WHAT IS REQUIRED
Extract the lines that carry the string "将该批雌蚕分别与雄蚕进行交配" from the listing.

DATA
────────────────

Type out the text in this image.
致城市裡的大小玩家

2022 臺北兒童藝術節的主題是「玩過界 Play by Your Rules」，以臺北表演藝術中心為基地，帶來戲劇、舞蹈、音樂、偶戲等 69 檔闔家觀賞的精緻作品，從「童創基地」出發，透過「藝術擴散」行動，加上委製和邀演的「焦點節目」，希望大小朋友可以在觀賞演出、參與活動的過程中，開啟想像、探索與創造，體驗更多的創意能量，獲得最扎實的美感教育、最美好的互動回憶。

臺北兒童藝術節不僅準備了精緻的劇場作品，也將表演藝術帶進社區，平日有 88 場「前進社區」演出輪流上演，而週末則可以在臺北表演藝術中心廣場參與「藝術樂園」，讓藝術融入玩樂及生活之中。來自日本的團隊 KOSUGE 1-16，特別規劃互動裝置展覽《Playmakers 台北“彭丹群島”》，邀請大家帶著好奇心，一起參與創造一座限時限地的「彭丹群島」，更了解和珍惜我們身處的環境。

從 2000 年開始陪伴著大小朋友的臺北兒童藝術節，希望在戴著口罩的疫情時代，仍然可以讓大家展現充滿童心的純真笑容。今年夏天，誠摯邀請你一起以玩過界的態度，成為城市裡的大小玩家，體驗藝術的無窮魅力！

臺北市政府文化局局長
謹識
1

────────────────

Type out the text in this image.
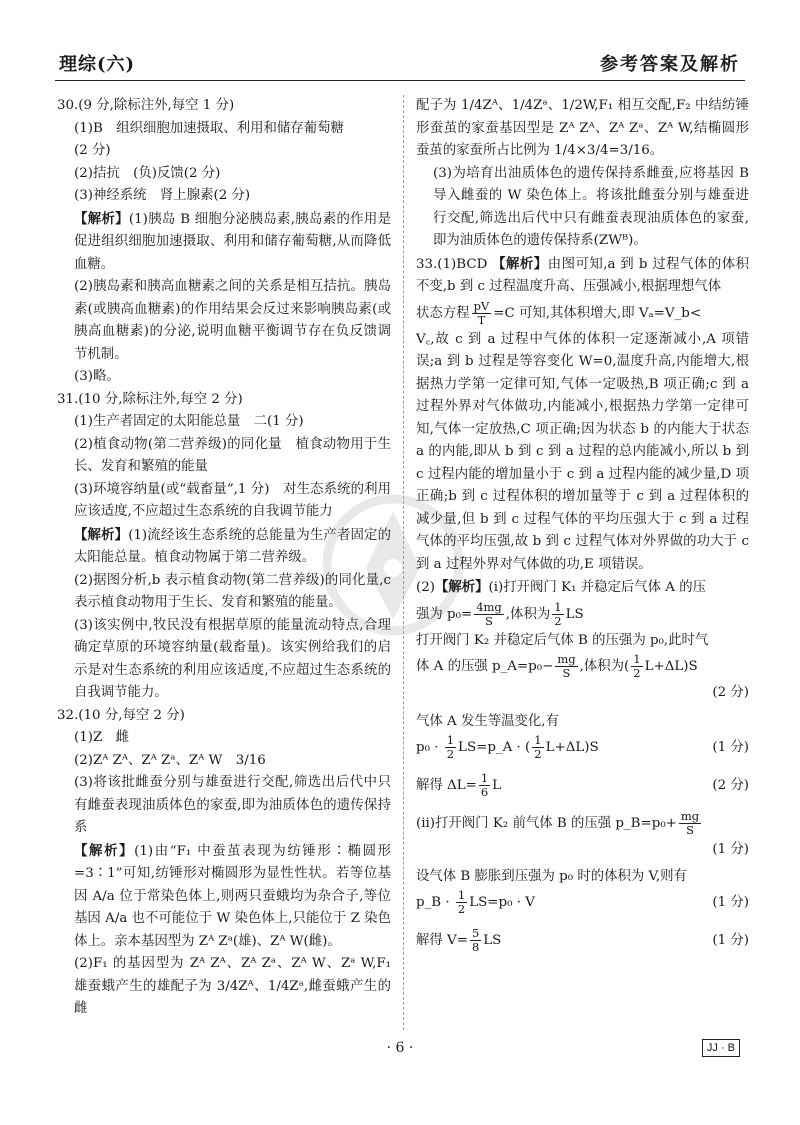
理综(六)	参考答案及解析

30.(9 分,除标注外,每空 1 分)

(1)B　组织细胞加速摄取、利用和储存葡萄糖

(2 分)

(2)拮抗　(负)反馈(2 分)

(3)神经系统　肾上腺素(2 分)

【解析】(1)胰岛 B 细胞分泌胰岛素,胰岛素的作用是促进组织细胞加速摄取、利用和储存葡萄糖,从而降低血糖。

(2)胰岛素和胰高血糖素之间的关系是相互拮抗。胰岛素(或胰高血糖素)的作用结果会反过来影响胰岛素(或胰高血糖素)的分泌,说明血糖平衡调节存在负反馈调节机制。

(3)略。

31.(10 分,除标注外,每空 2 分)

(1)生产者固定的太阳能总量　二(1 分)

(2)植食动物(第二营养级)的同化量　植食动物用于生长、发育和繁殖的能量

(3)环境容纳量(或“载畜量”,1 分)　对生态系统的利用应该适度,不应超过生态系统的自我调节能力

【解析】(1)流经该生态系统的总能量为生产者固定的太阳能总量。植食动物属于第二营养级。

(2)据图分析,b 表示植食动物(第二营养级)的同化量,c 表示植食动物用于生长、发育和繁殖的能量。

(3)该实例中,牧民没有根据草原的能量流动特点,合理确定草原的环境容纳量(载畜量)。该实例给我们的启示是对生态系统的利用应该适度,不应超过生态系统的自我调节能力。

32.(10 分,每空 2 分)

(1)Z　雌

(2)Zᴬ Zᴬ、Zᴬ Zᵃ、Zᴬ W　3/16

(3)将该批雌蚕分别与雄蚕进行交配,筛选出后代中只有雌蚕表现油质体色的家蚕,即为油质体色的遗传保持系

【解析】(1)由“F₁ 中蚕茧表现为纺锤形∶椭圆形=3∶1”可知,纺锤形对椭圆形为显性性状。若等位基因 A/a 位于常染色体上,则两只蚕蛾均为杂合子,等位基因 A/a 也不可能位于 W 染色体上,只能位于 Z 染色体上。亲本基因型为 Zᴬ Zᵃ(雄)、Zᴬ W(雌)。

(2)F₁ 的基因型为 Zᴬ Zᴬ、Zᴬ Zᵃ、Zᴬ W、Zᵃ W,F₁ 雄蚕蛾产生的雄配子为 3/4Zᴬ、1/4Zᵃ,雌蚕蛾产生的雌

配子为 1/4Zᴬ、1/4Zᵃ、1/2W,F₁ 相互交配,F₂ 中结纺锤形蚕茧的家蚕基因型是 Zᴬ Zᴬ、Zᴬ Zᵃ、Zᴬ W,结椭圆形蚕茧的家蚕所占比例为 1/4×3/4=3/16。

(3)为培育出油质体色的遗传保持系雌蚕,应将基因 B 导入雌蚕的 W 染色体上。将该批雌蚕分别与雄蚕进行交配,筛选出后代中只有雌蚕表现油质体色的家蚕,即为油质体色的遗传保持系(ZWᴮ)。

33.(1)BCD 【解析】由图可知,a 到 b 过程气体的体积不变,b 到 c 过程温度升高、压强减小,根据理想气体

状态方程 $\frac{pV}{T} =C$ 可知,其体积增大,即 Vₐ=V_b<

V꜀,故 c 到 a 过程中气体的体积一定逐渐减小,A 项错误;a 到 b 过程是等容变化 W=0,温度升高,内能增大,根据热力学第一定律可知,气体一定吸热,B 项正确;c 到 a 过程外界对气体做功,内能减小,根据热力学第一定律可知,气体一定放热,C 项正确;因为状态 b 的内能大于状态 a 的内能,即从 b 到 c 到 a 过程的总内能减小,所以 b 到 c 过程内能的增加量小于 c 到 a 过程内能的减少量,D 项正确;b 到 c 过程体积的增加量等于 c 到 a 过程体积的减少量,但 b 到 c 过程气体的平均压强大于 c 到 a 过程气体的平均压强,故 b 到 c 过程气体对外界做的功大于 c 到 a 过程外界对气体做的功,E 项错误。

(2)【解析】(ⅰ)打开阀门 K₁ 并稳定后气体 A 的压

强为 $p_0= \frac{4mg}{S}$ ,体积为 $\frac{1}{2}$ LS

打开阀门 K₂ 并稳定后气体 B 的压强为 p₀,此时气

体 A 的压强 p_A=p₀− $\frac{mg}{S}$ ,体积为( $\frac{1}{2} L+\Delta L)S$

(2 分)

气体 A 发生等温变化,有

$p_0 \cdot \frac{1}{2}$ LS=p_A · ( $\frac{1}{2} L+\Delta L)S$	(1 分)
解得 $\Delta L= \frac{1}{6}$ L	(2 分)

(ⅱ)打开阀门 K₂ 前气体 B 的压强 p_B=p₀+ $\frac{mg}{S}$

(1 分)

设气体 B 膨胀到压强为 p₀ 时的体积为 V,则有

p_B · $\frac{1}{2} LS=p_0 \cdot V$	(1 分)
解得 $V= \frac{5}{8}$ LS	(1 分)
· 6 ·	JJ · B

────────────────

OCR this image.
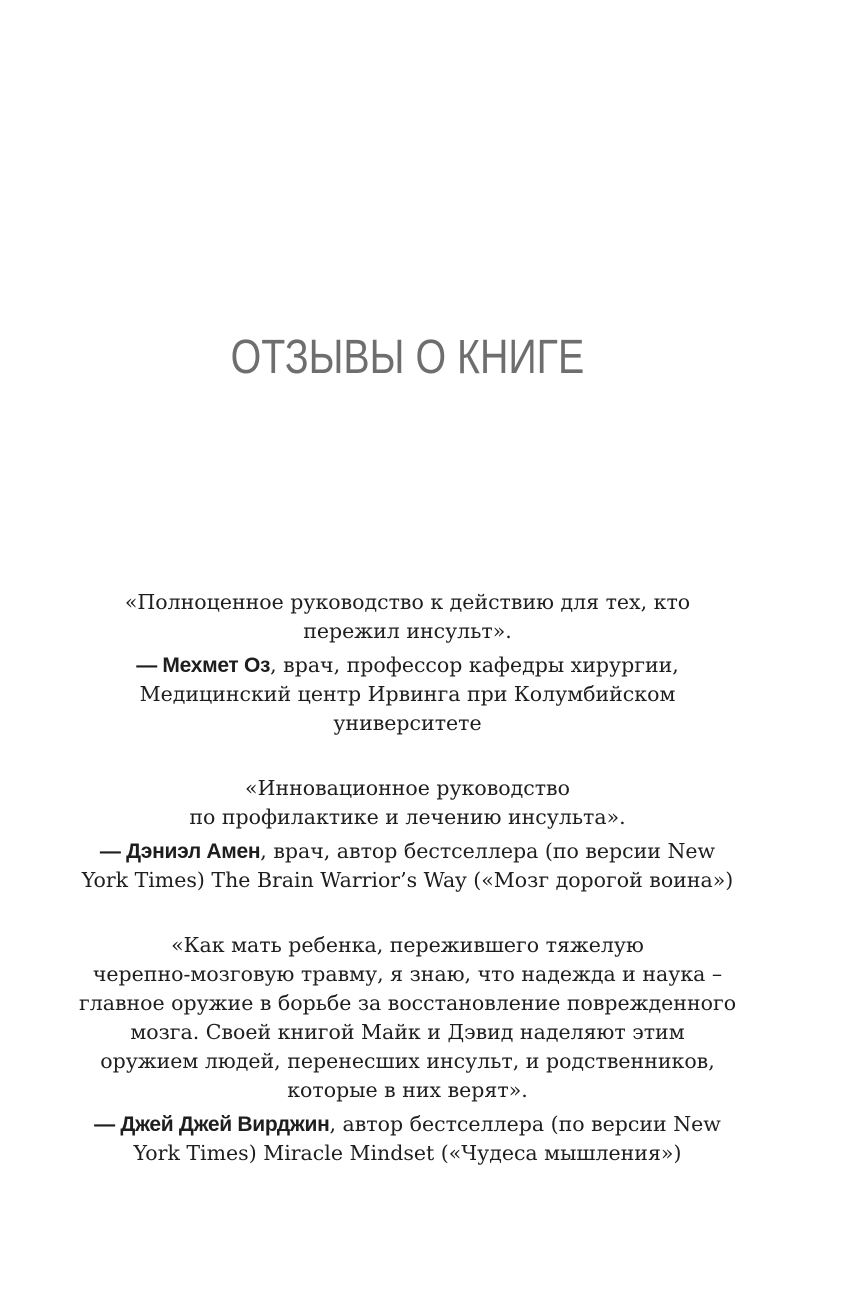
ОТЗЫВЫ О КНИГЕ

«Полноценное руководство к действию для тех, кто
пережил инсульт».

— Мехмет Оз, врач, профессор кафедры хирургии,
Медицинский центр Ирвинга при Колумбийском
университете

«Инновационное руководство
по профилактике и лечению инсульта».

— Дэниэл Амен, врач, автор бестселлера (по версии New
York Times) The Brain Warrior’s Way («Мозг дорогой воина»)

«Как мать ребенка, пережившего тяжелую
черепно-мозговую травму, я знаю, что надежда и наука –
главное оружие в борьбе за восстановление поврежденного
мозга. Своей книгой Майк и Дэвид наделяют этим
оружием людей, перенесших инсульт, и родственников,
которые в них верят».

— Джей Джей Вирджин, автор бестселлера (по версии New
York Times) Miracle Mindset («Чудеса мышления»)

────────────────

WRITTEN RESPONSE
(3)将该批雌蚕分别与雄蚕进行交配,筛选出后代中只有雌蚕表现油质体色的家蚕,即为油质体色的遗传保持系
(3)为培育出油质体色的遗传保持系雌蚕,应将基因 B 导入雌蚕的 W 染色体上。将该批雌蚕分别与雄蚕进行交配,筛选出后代中只有雌蚕表现油质体色的家蚕,即为油质体色的遗传保持系(ZWᴮ)。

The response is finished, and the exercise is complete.